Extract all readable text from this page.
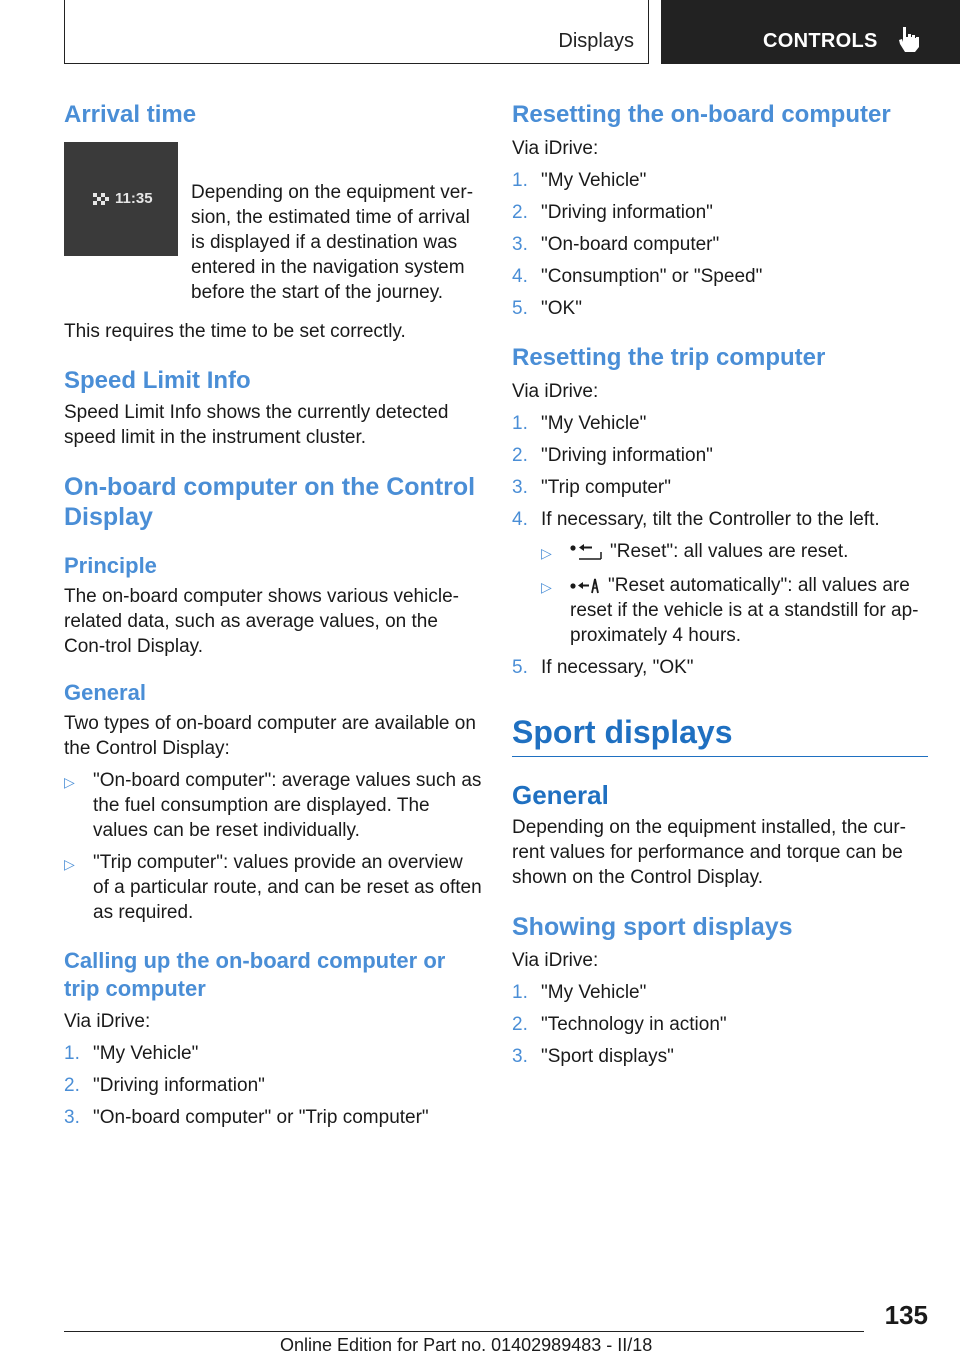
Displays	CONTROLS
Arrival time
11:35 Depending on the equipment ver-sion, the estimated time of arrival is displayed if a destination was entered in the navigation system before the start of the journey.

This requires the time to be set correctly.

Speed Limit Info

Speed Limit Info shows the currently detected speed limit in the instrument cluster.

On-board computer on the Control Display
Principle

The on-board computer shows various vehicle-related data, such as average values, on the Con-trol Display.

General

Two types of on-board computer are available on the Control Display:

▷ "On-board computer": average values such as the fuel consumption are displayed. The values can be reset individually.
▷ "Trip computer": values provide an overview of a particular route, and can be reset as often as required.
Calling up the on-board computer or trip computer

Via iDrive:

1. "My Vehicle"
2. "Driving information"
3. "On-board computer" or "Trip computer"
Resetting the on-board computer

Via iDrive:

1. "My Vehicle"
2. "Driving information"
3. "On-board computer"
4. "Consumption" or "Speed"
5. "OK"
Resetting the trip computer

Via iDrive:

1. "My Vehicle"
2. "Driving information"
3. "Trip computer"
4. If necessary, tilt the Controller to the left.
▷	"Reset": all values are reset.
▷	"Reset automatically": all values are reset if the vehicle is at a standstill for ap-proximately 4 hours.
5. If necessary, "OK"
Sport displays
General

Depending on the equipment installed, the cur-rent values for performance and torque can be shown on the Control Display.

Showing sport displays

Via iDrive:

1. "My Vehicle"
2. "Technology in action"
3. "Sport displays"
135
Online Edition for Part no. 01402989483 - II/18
● ● ● ● ● ● ●
* [WHAT THE TASK ASKS] Write the entries above out again exactly, but not the pictures.

* [THE RESULT]
Extract all readable text from this page.
Displays	CONTROLS
Arrival time
11:35 Depending on the equipment ver-sion, the estimated time of arrival is displayed if a destination was entered in the navigation system before the start of the journey.

This requires the time to be set correctly.

Speed Limit Info

Speed Limit Info shows the currently detected speed limit in the instrument cluster.

On-board computer on the Control Display
Principle

The on-board computer shows various vehicle-related data, such as average values, on the Con-trol Display.

General

Two types of on-board computer are available on the Control Display:

▷ "On-board computer": average values such as the fuel consumption are displayed. The values can be reset individually.
▷ "Trip computer": values provide an overview of a particular route, and can be reset as often as required.
Calling up the on-board computer or trip computer

Via iDrive:

1. "My Vehicle"
2. "Driving information"
3. "On-board computer" or "Trip computer"
Resetting the on-board computer

Via iDrive:

1. "My Vehicle"
2. "Driving information"
3. "On-board computer"
4. "Consumption" or "Speed"
5. "OK"
Resetting the trip computer

Via iDrive:

1. "My Vehicle"
2. "Driving information"
3. "Trip computer"
4. If necessary, tilt the Controller to the left.
▷	"Reset": all values are reset.
▷	"Reset automatically": all values are reset if the vehicle is at a standstill for ap-proximately 4 hours.
5. If necessary, "OK"
Sport displays
General

Depending on the equipment installed, the cur-rent values for performance and torque can be shown on the Control Display.

Showing sport displays

Via iDrive:

1. "My Vehicle"
2. "Technology in action"
3. "Sport displays"
135
Online Edition for Part no. 01402989483 - II/18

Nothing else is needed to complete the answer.